> [INSTRUCTION]
Copy out each line containing "APIHOOK" from the entries below.

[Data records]
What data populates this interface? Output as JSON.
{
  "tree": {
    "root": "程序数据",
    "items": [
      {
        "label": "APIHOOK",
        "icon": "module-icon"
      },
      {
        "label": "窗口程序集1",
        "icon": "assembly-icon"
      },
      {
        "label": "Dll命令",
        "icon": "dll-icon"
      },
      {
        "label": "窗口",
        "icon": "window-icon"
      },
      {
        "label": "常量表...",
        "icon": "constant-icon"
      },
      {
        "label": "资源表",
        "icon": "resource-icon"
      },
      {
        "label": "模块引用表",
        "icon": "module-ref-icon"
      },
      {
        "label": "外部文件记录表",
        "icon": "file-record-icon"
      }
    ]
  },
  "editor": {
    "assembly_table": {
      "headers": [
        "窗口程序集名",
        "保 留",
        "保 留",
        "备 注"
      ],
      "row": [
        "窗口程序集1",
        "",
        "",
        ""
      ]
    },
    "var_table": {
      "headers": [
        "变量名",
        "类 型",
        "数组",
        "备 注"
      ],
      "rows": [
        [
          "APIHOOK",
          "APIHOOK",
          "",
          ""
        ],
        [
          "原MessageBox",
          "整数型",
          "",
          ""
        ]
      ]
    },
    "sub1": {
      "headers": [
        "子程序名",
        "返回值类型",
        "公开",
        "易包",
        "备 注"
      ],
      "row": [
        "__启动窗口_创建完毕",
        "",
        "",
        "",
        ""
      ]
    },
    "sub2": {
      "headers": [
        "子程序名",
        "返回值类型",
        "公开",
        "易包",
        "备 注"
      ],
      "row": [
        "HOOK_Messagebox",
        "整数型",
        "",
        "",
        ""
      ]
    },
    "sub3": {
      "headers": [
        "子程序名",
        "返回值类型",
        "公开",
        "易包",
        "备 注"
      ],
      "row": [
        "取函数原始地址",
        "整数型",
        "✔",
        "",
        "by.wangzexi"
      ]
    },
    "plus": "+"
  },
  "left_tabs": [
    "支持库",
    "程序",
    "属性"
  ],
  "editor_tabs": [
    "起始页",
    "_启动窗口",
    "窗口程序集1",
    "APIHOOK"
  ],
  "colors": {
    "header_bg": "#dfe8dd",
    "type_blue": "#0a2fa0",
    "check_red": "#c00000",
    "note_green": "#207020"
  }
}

> [SOLVED PROBLEM]
        "label": "APIHOOK",
          "APIHOOK",
          "APIHOOK",
    "APIHOOK"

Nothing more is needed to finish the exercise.